_Data entries_:
+===+

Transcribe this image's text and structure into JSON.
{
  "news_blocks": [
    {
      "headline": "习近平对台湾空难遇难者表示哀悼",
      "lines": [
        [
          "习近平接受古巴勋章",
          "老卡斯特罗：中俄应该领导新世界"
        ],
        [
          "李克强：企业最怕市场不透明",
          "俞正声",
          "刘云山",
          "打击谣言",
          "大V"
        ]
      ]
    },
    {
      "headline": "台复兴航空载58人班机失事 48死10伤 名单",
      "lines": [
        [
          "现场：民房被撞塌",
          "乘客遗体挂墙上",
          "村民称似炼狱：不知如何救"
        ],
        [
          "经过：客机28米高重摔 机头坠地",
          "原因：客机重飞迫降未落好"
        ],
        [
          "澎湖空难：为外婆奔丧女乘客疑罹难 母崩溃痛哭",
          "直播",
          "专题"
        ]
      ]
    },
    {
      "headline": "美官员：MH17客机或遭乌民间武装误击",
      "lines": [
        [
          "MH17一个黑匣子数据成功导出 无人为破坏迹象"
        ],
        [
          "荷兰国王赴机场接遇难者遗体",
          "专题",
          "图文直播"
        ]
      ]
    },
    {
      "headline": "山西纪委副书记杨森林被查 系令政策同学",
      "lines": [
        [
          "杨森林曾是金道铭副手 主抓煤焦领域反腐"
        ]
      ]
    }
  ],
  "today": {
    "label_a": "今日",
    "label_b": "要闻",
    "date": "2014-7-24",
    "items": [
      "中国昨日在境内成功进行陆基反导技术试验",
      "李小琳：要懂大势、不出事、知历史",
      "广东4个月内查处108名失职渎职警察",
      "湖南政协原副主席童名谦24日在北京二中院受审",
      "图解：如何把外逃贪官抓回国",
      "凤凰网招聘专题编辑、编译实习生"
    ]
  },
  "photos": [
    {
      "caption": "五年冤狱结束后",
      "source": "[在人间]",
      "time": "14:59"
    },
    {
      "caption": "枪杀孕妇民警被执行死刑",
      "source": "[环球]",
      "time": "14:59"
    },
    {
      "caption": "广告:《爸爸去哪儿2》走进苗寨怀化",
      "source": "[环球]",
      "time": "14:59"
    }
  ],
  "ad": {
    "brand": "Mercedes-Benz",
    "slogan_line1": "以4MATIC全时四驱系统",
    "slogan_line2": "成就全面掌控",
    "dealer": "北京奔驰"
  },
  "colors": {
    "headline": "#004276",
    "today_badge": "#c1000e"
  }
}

+===+

_Prompt_: Copy out the whole listing exactly; please set it all down.

_Worked answer_:
Transcribe this image's text and structure into JSON.
{
  "news_blocks": [
    {
      "headline": "习近平对台湾空难遇难者表示哀悼",
      "lines": [
        [
          "习近平接受古巴勋章",
          "老卡斯特罗：中俄应该领导新世界"
        ],
        [
          "李克强：企业最怕市场不透明",
          "俞正声",
          "刘云山",
          "打击谣言",
          "大V"
        ]
      ]
    },
    {
      "headline": "台复兴航空载58人班机失事 48死10伤 名单",
      "lines": [
        [
          "现场：民房被撞塌",
          "乘客遗体挂墙上",
          "村民称似炼狱：不知如何救"
        ],
        [
          "经过：客机28米高重摔 机头坠地",
          "原因：客机重飞迫降未落好"
        ],
        [
          "澎湖空难：为外婆奔丧女乘客疑罹难 母崩溃痛哭",
          "直播",
          "专题"
        ]
      ]
    },
    {
      "headline": "美官员：MH17客机或遭乌民间武装误击",
      "lines": [
        [
          "MH17一个黑匣子数据成功导出 无人为破坏迹象"
        ],
        [
          "荷兰国王赴机场接遇难者遗体",
          "专题",
          "图文直播"
        ]
      ]
    },
    {
      "headline": "山西纪委副书记杨森林被查 系令政策同学",
      "lines": [
        [
          "杨森林曾是金道铭副手 主抓煤焦领域反腐"
        ]
      ]
    }
  ],
  "today": {
    "label_a": "今日",
    "label_b": "要闻",
    "date": "2014-7-24",
    "items": [
      "中国昨日在境内成功进行陆基反导技术试验",
      "李小琳：要懂大势、不出事、知历史",
      "广东4个月内查处108名失职渎职警察",
      "湖南政协原副主席童名谦24日在北京二中院受审",
      "图解：如何把外逃贪官抓回国",
      "凤凰网招聘专题编辑、编译实习生"
    ]
  },
  "photos": [
    {
      "caption": "五年冤狱结束后",
      "source": "[在人间]",
      "time": "14:59"
    },
    {
      "caption": "枪杀孕妇民警被执行死刑",
      "source": "[环球]",
      "time": "14:59"
    },
    {
      "caption": "广告:《爸爸去哪儿2》走进苗寨怀化",
      "source": "[环球]",
      "time": "14:59"
    }
  ],
  "ad": {
    "brand": "Mercedes-Benz",
    "slogan_line1": "以4MATIC全时四驱系统",
    "slogan_line2": "成就全面掌控",
    "dealer": "北京奔驰"
  },
  "colors": {
    "headline": "#004276",
    "today_badge": "#c1000e"
  }
}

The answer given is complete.